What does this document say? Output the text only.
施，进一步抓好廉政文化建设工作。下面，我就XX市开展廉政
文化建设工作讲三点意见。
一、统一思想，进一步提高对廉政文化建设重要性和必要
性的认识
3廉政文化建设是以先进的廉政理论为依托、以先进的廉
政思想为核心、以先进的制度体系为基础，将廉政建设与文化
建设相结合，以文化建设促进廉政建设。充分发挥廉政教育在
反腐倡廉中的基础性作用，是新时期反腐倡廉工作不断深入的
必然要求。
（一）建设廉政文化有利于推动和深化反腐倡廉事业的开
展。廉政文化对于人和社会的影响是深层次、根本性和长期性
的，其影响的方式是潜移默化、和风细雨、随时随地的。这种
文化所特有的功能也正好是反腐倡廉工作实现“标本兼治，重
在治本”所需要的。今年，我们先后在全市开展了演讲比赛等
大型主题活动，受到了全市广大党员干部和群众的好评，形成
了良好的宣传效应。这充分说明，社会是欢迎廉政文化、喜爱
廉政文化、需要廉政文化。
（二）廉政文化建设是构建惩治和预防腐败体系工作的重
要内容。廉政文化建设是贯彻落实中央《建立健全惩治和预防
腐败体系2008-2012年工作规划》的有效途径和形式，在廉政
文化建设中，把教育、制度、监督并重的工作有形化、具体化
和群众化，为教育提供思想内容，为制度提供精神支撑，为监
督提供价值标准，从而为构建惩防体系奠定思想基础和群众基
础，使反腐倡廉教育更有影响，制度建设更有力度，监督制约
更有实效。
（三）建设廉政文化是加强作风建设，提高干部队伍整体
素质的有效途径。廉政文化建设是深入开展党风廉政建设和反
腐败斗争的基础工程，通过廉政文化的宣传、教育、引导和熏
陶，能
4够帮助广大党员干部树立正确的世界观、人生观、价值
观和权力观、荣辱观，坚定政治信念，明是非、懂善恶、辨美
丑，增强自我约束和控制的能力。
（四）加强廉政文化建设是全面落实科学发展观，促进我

==================================================

**BRIEF**
Retype the entries one by one, exactly.

**CORRECT RESPONSE**
What does this document say? Output the text only.
施，进一步抓好廉政文化建设工作。下面，我就XX市开展廉政
文化建设工作讲三点意见。
一、统一思想，进一步提高对廉政文化建设重要性和必要
性的认识
3廉政文化建设是以先进的廉政理论为依托、以先进的廉
政思想为核心、以先进的制度体系为基础，将廉政建设与文化
建设相结合，以文化建设促进廉政建设。充分发挥廉政教育在
反腐倡廉中的基础性作用，是新时期反腐倡廉工作不断深入的
必然要求。
（一）建设廉政文化有利于推动和深化反腐倡廉事业的开
展。廉政文化对于人和社会的影响是深层次、根本性和长期性
的，其影响的方式是潜移默化、和风细雨、随时随地的。这种
文化所特有的功能也正好是反腐倡廉工作实现“标本兼治，重
在治本”所需要的。今年，我们先后在全市开展了演讲比赛等
大型主题活动，受到了全市广大党员干部和群众的好评，形成
了良好的宣传效应。这充分说明，社会是欢迎廉政文化、喜爱
廉政文化、需要廉政文化。
（二）廉政文化建设是构建惩治和预防腐败体系工作的重
要内容。廉政文化建设是贯彻落实中央《建立健全惩治和预防
腐败体系2008-2012年工作规划》的有效途径和形式，在廉政
文化建设中，把教育、制度、监督并重的工作有形化、具体化
和群众化，为教育提供思想内容，为制度提供精神支撑，为监
督提供价值标准，从而为构建惩防体系奠定思想基础和群众基
础，使反腐倡廉教育更有影响，制度建设更有力度，监督制约
更有实效。
（三）建设廉政文化是加强作风建设，提高干部队伍整体
素质的有效途径。廉政文化建设是深入开展党风廉政建设和反
腐败斗争的基础工程，通过廉政文化的宣传、教育、引导和熏
陶，能
4够帮助广大党员干部树立正确的世界观、人生观、价值
观和权力观、荣辱观，坚定政治信念，明是非、懂善恶、辨美
丑，增强自我约束和控制的能力。
（四）加强廉政文化建设是全面落实科学发展观，促进我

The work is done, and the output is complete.